* TASK REQUIREMENTS
In the records that follow, show each line where the word "Service" is present.

== MATERIAL FOR THIS EXERCISE ==

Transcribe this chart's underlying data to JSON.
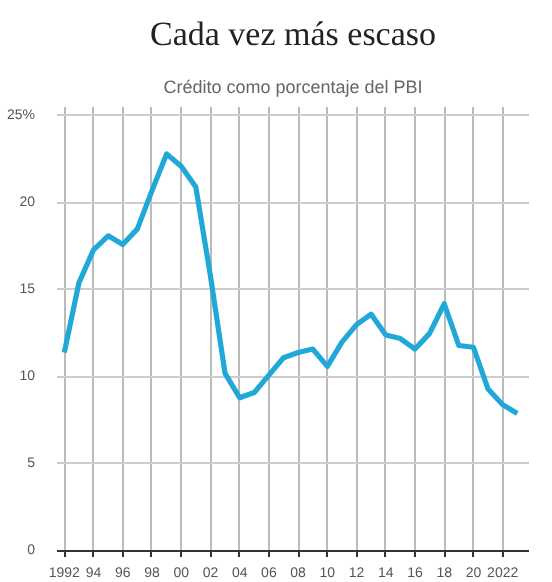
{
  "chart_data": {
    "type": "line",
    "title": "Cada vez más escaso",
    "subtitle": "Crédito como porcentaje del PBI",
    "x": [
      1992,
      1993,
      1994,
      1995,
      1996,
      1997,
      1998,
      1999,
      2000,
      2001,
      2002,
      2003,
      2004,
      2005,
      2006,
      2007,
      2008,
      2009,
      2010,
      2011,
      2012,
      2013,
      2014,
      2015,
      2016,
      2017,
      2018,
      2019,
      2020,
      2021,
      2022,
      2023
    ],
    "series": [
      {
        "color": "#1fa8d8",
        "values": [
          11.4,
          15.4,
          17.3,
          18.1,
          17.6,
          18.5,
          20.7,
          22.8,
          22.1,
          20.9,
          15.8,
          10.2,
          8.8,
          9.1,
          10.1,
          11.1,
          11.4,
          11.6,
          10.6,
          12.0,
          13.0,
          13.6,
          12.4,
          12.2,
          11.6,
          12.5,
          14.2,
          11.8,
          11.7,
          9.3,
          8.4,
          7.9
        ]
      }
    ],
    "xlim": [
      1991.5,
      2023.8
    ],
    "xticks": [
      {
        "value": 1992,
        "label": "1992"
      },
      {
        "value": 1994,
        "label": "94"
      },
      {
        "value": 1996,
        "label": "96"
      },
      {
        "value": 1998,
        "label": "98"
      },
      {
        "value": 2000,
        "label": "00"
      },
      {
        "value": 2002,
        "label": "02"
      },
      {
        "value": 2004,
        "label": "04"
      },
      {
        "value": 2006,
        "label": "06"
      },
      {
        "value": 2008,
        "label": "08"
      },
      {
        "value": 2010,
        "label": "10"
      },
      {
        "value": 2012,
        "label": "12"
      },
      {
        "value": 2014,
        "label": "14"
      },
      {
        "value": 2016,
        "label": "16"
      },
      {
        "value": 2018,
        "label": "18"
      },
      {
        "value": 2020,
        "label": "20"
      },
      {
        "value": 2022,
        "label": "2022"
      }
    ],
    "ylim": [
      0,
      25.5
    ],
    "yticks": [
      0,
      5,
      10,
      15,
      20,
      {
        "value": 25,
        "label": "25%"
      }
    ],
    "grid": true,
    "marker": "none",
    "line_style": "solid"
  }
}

===
== MATERIAL FOR THIS EXERCISE ==

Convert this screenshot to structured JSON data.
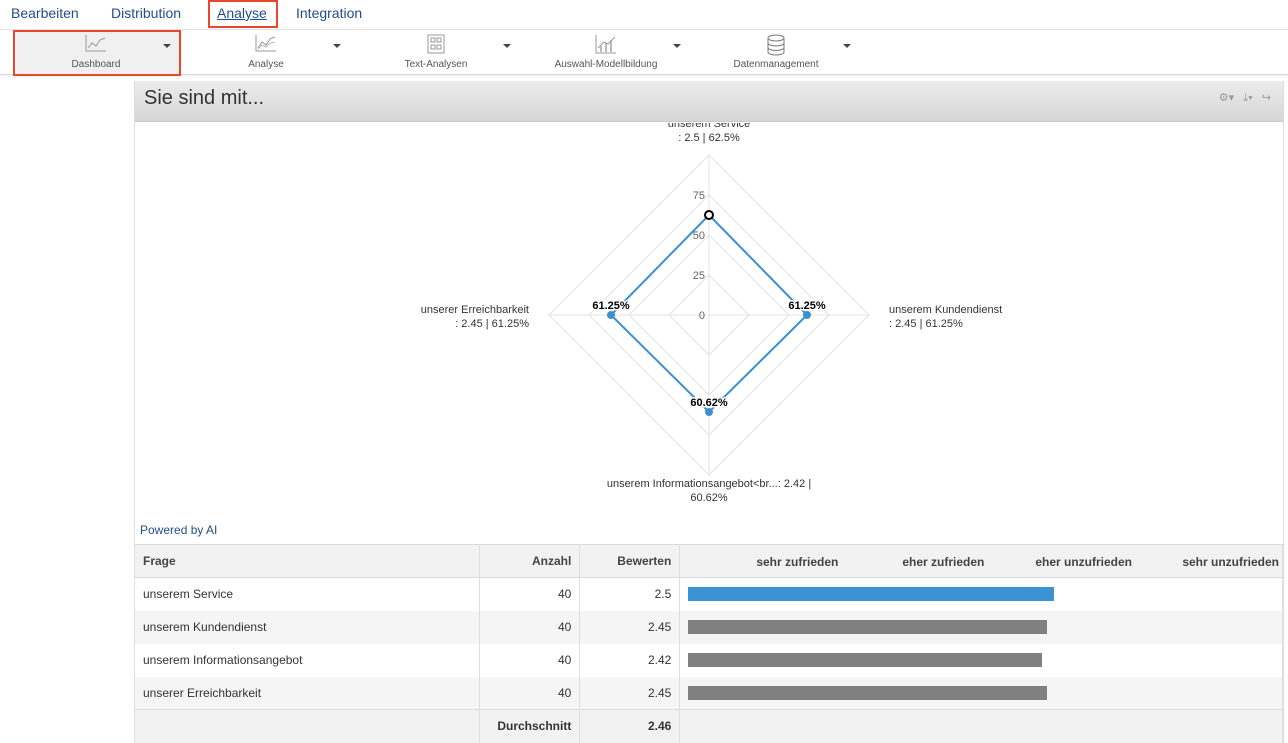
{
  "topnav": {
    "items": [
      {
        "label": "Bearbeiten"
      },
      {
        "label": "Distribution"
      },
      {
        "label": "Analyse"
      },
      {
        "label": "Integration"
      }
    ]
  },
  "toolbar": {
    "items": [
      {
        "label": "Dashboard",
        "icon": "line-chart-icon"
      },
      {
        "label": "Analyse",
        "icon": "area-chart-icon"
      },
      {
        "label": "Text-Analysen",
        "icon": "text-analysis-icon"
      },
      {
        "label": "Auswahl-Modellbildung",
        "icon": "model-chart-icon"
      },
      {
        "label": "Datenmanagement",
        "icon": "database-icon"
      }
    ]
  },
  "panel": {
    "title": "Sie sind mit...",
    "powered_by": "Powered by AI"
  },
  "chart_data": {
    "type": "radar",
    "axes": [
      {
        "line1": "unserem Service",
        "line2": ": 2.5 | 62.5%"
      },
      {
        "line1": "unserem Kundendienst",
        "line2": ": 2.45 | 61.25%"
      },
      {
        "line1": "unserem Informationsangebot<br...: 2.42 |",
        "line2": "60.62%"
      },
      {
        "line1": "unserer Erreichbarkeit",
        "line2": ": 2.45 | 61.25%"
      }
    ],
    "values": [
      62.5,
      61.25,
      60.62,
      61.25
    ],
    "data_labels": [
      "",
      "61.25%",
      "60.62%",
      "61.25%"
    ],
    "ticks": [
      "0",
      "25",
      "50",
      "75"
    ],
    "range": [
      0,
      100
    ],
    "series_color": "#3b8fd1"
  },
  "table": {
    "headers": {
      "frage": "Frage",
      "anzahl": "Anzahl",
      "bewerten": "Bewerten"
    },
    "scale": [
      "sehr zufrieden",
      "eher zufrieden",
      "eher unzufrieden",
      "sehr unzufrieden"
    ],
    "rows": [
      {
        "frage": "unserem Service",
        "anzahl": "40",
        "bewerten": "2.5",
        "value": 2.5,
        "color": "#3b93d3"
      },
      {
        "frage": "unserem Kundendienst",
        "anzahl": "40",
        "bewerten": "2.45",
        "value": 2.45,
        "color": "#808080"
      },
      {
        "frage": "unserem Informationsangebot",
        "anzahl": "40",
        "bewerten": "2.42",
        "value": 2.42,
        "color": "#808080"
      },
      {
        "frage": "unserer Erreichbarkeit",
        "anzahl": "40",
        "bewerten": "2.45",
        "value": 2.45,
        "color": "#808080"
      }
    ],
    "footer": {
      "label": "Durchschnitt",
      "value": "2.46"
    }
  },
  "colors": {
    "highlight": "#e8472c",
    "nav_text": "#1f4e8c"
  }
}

===

* RESULT FOR THIS TASK
        "line1": "unserem Service",
        "frage": "unserem Service",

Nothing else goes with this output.